>> Start Dataset entries

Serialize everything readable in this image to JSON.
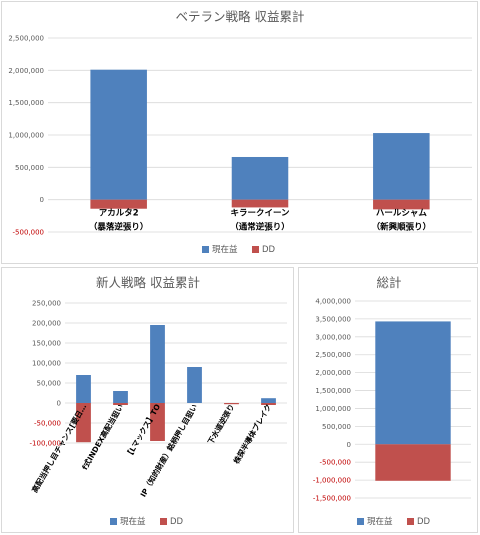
{
  "colors": {
    "profit": "#4f81bd",
    "dd": "#c0504d",
    "grid": "#d9d9d9",
    "axis_text": "#595959",
    "negative_tick": "#c00000"
  },
  "chart_data": [
    {
      "type": "bar",
      "title": "ベテラン戦略 収益累計",
      "categories": [
        [
          "アカルタ2",
          "（暴落逆張り）"
        ],
        [
          "キラークイーン",
          "（通常逆張り）"
        ],
        [
          "ハールシャム",
          "（新興順張り）"
        ]
      ],
      "series": [
        {
          "name": "現在益",
          "values": [
            2010000,
            660000,
            1030000
          ]
        },
        {
          "name": "DD",
          "values": [
            -140000,
            -120000,
            -150000
          ]
        }
      ],
      "ylim": [
        -500000,
        2500000
      ],
      "yticks": [
        "-500,000",
        "0",
        "500,000",
        "1,000,000",
        "1,500,000",
        "2,000,000",
        "2,500,000"
      ],
      "ytick_values": [
        -500000,
        0,
        500000,
        1000000,
        1500000,
        2000000,
        2500000
      ],
      "grid": true,
      "legend": "bottom"
    },
    {
      "type": "bar",
      "title": "新人戦略 収益累計",
      "categories": [
        "高配当押し目チャンス[要日…",
        "f式INDEX高配当狙い",
        "【Lマックス】TO",
        "IP（知的財産）銘柄押し目狙い",
        "下水道逆張り",
        "株探半導体ブレイク"
      ],
      "series": [
        {
          "name": "現在益",
          "values": [
            70000,
            30000,
            195000,
            90000,
            0,
            12000
          ]
        },
        {
          "name": "DD",
          "values": [
            -98000,
            -5000,
            -95000,
            0,
            -3000,
            -5000
          ]
        }
      ],
      "ylim": [
        -100000,
        250000
      ],
      "yticks": [
        "-100,000",
        "-50,000",
        "0",
        "50,000",
        "100,000",
        "150,000",
        "200,000",
        "250,000"
      ],
      "ytick_values": [
        -100000,
        -50000,
        0,
        50000,
        100000,
        150000,
        200000,
        250000
      ],
      "grid": true,
      "legend": "bottom"
    },
    {
      "type": "bar",
      "title": "総計",
      "categories": [
        ""
      ],
      "series": [
        {
          "name": "現在益",
          "values": [
            3430000
          ]
        },
        {
          "name": "DD",
          "values": [
            -1020000
          ]
        }
      ],
      "ylim": [
        -1500000,
        4000000
      ],
      "yticks": [
        "-1,500,000",
        "-1,000,000",
        "-500,000",
        "0",
        "500,000",
        "1,000,000",
        "1,500,000",
        "2,000,000",
        "2,500,000",
        "3,000,000",
        "3,500,000",
        "4,000,000"
      ],
      "ytick_values": [
        -1500000,
        -1000000,
        -500000,
        0,
        500000,
        1000000,
        1500000,
        2000000,
        2500000,
        3000000,
        3500000,
        4000000
      ],
      "grid": true,
      "legend": "bottom"
    }
  ]
}
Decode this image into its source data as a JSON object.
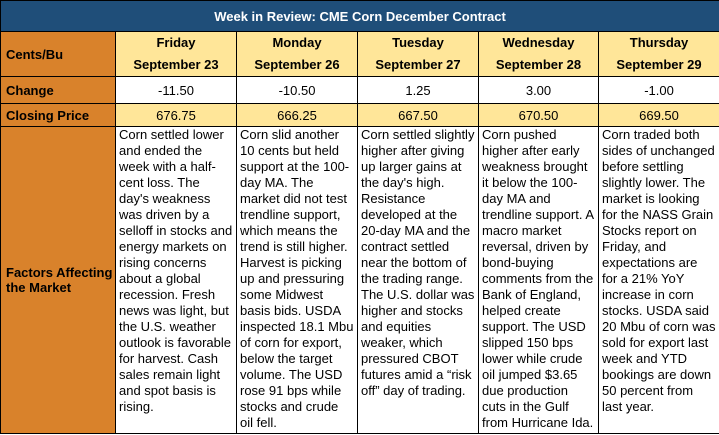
{
  "title": "Week in Review: CME Corn December Contract",
  "row_labels": {
    "units": "Cents/Bu",
    "change": "Change",
    "closing": "Closing Price",
    "factors": "Factors Affecting the Market"
  },
  "days": [
    {
      "day": "Friday",
      "date": "September 23",
      "change": "-11.50",
      "closing": "676.75",
      "factors": "Corn settled lower and ended the week with a half-cent loss. The day's weakness was driven by a selloff in stocks and energy markets on rising concerns about a global recession. Fresh news was light, but the U.S. weather outlook is favorable for harvest. Cash sales remain light and spot basis is rising."
    },
    {
      "day": "Monday",
      "date": "September 26",
      "change": "-10.50",
      "closing": "666.25",
      "factors": "Corn slid another 10 cents but held support at the 100-day MA. The market did not test trendline support, which means the trend is still higher. Harvest is picking up and pressuring some Midwest basis bids. USDA inspected 18.1 Mbu of corn for export, below the target volume. The USD rose 91 bps while stocks and crude oil fell."
    },
    {
      "day": "Tuesday",
      "date": "September 27",
      "change": "1.25",
      "closing": "667.50",
      "factors": "Corn settled slightly higher after giving up larger gains at the day's high. Resistance developed at the 20-day MA and the contract settled near the bottom of the trading range. The U.S. dollar was higher and stocks and equities weaker, which pressured CBOT futures amid a “risk off” day of trading."
    },
    {
      "day": "Wednesday",
      "date": "September 28",
      "change": "3.00",
      "closing": "670.50",
      "factors": "Corn pushed higher after early weakness brought it below the 100-day MA and trendline support. A macro market reversal, driven by bond-buying comments from the Bank of England, helped create support. The USD slipped 150 bps lower while crude oil jumped $3.65 due production cuts in the Gulf from Hurricane Ida."
    },
    {
      "day": "Thursday",
      "date": "September 29",
      "change": "-1.00",
      "closing": "669.50",
      "factors": "Corn traded both sides of unchanged before settling slightly lower. The market is looking for the NASS Grain Stocks report on Friday, and expectations are for a 21% YoY increase in corn stocks. USDA said 20 Mbu of corn was sold for export last week and YTD bookings are down 50 percent from last year."
    }
  ]
}
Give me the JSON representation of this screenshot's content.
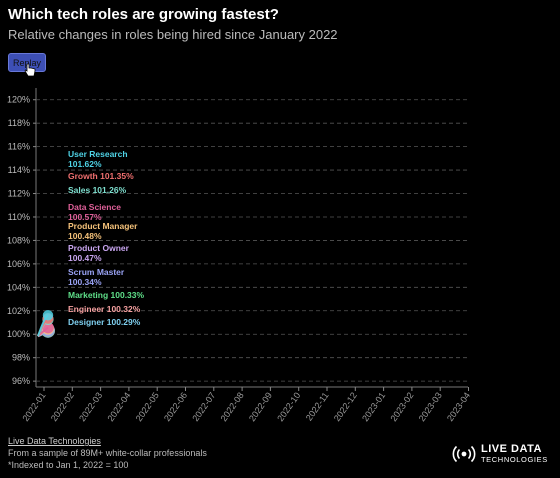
{
  "header": {
    "title": "Which tech roles are growing fastest?",
    "subtitle": "Relative changes in roles being hired since January 2022"
  },
  "controls": {
    "replay_label": "Replay"
  },
  "footer": {
    "source_link": "Live Data Technologies",
    "note1": "From a sample of 89M+ white-collar professionals",
    "note2": "*Indexed to Jan 1, 2022 = 100"
  },
  "logo": {
    "line1": "LIVE DATA",
    "line2": "TECHNOLOGIES"
  },
  "colors": {
    "background": "#000000",
    "grid": "#555555",
    "button": "#3d4fb5"
  },
  "chart_data": {
    "type": "line",
    "title": "Which tech roles are growing fastest?",
    "subtitle": "Relative changes in roles being hired since January 2022",
    "x_ticks": [
      "2022-01",
      "2022-02",
      "2022-03",
      "2022-04",
      "2022-05",
      "2022-06",
      "2022-07",
      "2022-08",
      "2022-09",
      "2022-10",
      "2022-11",
      "2022-12",
      "2023-01",
      "2023-02",
      "2023-03",
      "2023-04"
    ],
    "y_ticks": [
      "96%",
      "98%",
      "100%",
      "102%",
      "104%",
      "106%",
      "108%",
      "110%",
      "112%",
      "114%",
      "116%",
      "118%",
      "120%"
    ],
    "ylim": [
      95.5,
      121
    ],
    "grid": true,
    "series": [
      {
        "name": "User Research",
        "value": 101.62,
        "label_value": "101.62%",
        "color": "#4fd3e6"
      },
      {
        "name": "Growth",
        "value": 101.35,
        "label_value": "101.35%",
        "color": "#f07070"
      },
      {
        "name": "Sales",
        "value": 101.26,
        "label_value": "101.26%",
        "color": "#7fe0d0"
      },
      {
        "name": "Data Science",
        "value": 100.57,
        "label_value": "100.57%",
        "color": "#e0609a"
      },
      {
        "name": "Product Manager",
        "value": 100.48,
        "label_value": "100.48%",
        "color": "#f5c27a"
      },
      {
        "name": "Product Owner",
        "value": 100.47,
        "label_value": "100.47%",
        "color": "#c9a6f0"
      },
      {
        "name": "Scrum Master",
        "value": 100.34,
        "label_value": "100.34%",
        "color": "#9aa3f5"
      },
      {
        "name": "Marketing",
        "value": 100.33,
        "label_value": "100.33%",
        "color": "#5fe08a"
      },
      {
        "name": "Engineer",
        "value": 100.32,
        "label_value": "100.32%",
        "color": "#f5a0a0"
      },
      {
        "name": "Designer",
        "value": 100.29,
        "label_value": "100.29%",
        "color": "#7fd0f0"
      }
    ]
  }
}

>> End Dataset entries

_Stated task_
Write the listing out a second time exactly, dropping all images.

_Reply to the task_
Serialize everything readable in this image to JSON.
{
  "colors": {
    "profit": "#4f81bd",
    "dd": "#c0504d",
    "grid": "#d9d9d9",
    "axis_text": "#595959",
    "negative_tick": "#c00000"
  },
  "chart_data": [
    {
      "type": "bar",
      "title": "ベテラン戦略 収益累計",
      "categories": [
        [
          "アカルタ2",
          "（暴落逆張り）"
        ],
        [
          "キラークイーン",
          "（通常逆張り）"
        ],
        [
          "ハールシャム",
          "（新興順張り）"
        ]
      ],
      "series": [
        {
          "name": "現在益",
          "values": [
            2010000,
            660000,
            1030000
          ]
        },
        {
          "name": "DD",
          "values": [
            -140000,
            -120000,
            -150000
          ]
        }
      ],
      "ylim": [
        -500000,
        2500000
      ],
      "yticks": [
        "-500,000",
        "0",
        "500,000",
        "1,000,000",
        "1,500,000",
        "2,000,000",
        "2,500,000"
      ],
      "ytick_values": [
        -500000,
        0,
        500000,
        1000000,
        1500000,
        2000000,
        2500000
      ],
      "grid": true,
      "legend": "bottom"
    },
    {
      "type": "bar",
      "title": "新人戦略 収益累計",
      "categories": [
        "高配当押し目チャンス[要日…",
        "f式INDEX高配当狙い",
        "【Lマックス】TO",
        "IP（知的財産）銘柄押し目狙い",
        "下水道逆張り",
        "株探半導体ブレイク"
      ],
      "series": [
        {
          "name": "現在益",
          "values": [
            70000,
            30000,
            195000,
            90000,
            0,
            12000
          ]
        },
        {
          "name": "DD",
          "values": [
            -98000,
            -5000,
            -95000,
            0,
            -3000,
            -5000
          ]
        }
      ],
      "ylim": [
        -100000,
        250000
      ],
      "yticks": [
        "-100,000",
        "-50,000",
        "0",
        "50,000",
        "100,000",
        "150,000",
        "200,000",
        "250,000"
      ],
      "ytick_values": [
        -100000,
        -50000,
        0,
        50000,
        100000,
        150000,
        200000,
        250000
      ],
      "grid": true,
      "legend": "bottom"
    },
    {
      "type": "bar",
      "title": "総計",
      "categories": [
        ""
      ],
      "series": [
        {
          "name": "現在益",
          "values": [
            3430000
          ]
        },
        {
          "name": "DD",
          "values": [
            -1020000
          ]
        }
      ],
      "ylim": [
        -1500000,
        4000000
      ],
      "yticks": [
        "-1,500,000",
        "-1,000,000",
        "-500,000",
        "0",
        "500,000",
        "1,000,000",
        "1,500,000",
        "2,000,000",
        "2,500,000",
        "3,000,000",
        "3,500,000",
        "4,000,000"
      ],
      "ytick_values": [
        -1500000,
        -1000000,
        -500000,
        0,
        500000,
        1000000,
        1500000,
        2000000,
        2500000,
        3000000,
        3500000,
        4000000
      ],
      "grid": true,
      "legend": "bottom"
    }
  ]
}
Decode this image into its source data as a JSON object.
{
  "title": "Week in Review: CME Corn December Contract",
  "row_labels": {
    "units": "Cents/Bu",
    "change": "Change",
    "closing": "Closing Price",
    "factors": "Factors Affecting the Market"
  },
  "days": [
    {
      "day": "Friday",
      "date": "September 23",
      "change": "-11.50",
      "closing": "676.75",
      "factors": "Corn settled lower and ended the week with a half-cent loss. The day's weakness was driven by a selloff in stocks and energy markets on rising concerns about a global recession. Fresh news was light, but the U.S. weather outlook is favorable for harvest. Cash sales remain light and spot basis is rising."
    },
    {
      "day": "Monday",
      "date": "September 26",
      "change": "-10.50",
      "closing": "666.25",
      "factors": "Corn slid another 10 cents but held support at the 100-day MA. The market did not test trendline support, which means the trend is still higher. Harvest is picking up and pressuring some Midwest basis bids. USDA inspected 18.1 Mbu of corn for export, below the target volume. The USD rose 91 bps while stocks and crude oil fell."
    },
    {
      "day": "Tuesday",
      "date": "September 27",
      "change": "1.25",
      "closing": "667.50",
      "factors": "Corn settled slightly higher after giving up larger gains at the day's high. Resistance developed at the 20-day MA and the contract settled near the bottom of the trading range. The U.S. dollar was higher and stocks and equities weaker, which pressured CBOT futures amid a “risk off” day of trading."
    },
    {
      "day": "Wednesday",
      "date": "September 28",
      "change": "3.00",
      "closing": "670.50",
      "factors": "Corn pushed higher after early weakness brought it below the 100-day MA and trendline support. A macro market reversal, driven by bond-buying comments from the Bank of England, helped create support. The USD slipped 150 bps lower while crude oil jumped $3.65 due production cuts in the Gulf from Hurricane Ida."
    },
    {
      "day": "Thursday",
      "date": "September 29",
      "change": "-1.00",
      "closing": "669.50",
      "factors": "Corn traded both sides of unchanged before settling slightly lower. The market is looking for the NASS Grain Stocks report on Friday, and expectations are for a 21% YoY increase in corn stocks. USDA said 20 Mbu of corn was sold for export last week and YTD bookings are down 50 percent from last year."
    }
  ]
}
Give me the JSON representation of this screenshot's content.
{
  "header": {
    "title": "Which tech roles are growing fastest?",
    "subtitle": "Relative changes in roles being hired since January 2022"
  },
  "controls": {
    "replay_label": "Replay"
  },
  "footer": {
    "source_link": "Live Data Technologies",
    "note1": "From a sample of 89M+ white-collar professionals",
    "note2": "*Indexed to Jan 1, 2022 = 100"
  },
  "logo": {
    "line1": "LIVE DATA",
    "line2": "TECHNOLOGIES"
  },
  "colors": {
    "background": "#000000",
    "grid": "#555555",
    "button": "#3d4fb5"
  },
  "chart_data": {
    "type": "line",
    "title": "Which tech roles are growing fastest?",
    "subtitle": "Relative changes in roles being hired since January 2022",
    "x_ticks": [
      "2022-01",
      "2022-02",
      "2022-03",
      "2022-04",
      "2022-05",
      "2022-06",
      "2022-07",
      "2022-08",
      "2022-09",
      "2022-10",
      "2022-11",
      "2022-12",
      "2023-01",
      "2023-02",
      "2023-03",
      "2023-04"
    ],
    "y_ticks": [
      "96%",
      "98%",
      "100%",
      "102%",
      "104%",
      "106%",
      "108%",
      "110%",
      "112%",
      "114%",
      "116%",
      "118%",
      "120%"
    ],
    "ylim": [
      95.5,
      121
    ],
    "grid": true,
    "series": [
      {
        "name": "User Research",
        "value": 101.62,
        "label_value": "101.62%",
        "color": "#4fd3e6"
      },
      {
        "name": "Growth",
        "value": 101.35,
        "label_value": "101.35%",
        "color": "#f07070"
      },
      {
        "name": "Sales",
        "value": 101.26,
        "label_value": "101.26%",
        "color": "#7fe0d0"
      },
      {
        "name": "Data Science",
        "value": 100.57,
        "label_value": "100.57%",
        "color": "#e0609a"
      },
      {
        "name": "Product Manager",
        "value": 100.48,
        "label_value": "100.48%",
        "color": "#f5c27a"
      },
      {
        "name": "Product Owner",
        "value": 100.47,
        "label_value": "100.47%",
        "color": "#c9a6f0"
      },
      {
        "name": "Scrum Master",
        "value": 100.34,
        "label_value": "100.34%",
        "color": "#9aa3f5"
      },
      {
        "name": "Marketing",
        "value": 100.33,
        "label_value": "100.33%",
        "color": "#5fe08a"
      },
      {
        "name": "Engineer",
        "value": 100.32,
        "label_value": "100.32%",
        "color": "#f5a0a0"
      },
      {
        "name": "Designer",
        "value": 100.29,
        "label_value": "100.29%",
        "color": "#7fd0f0"
      }
    ]
  }
}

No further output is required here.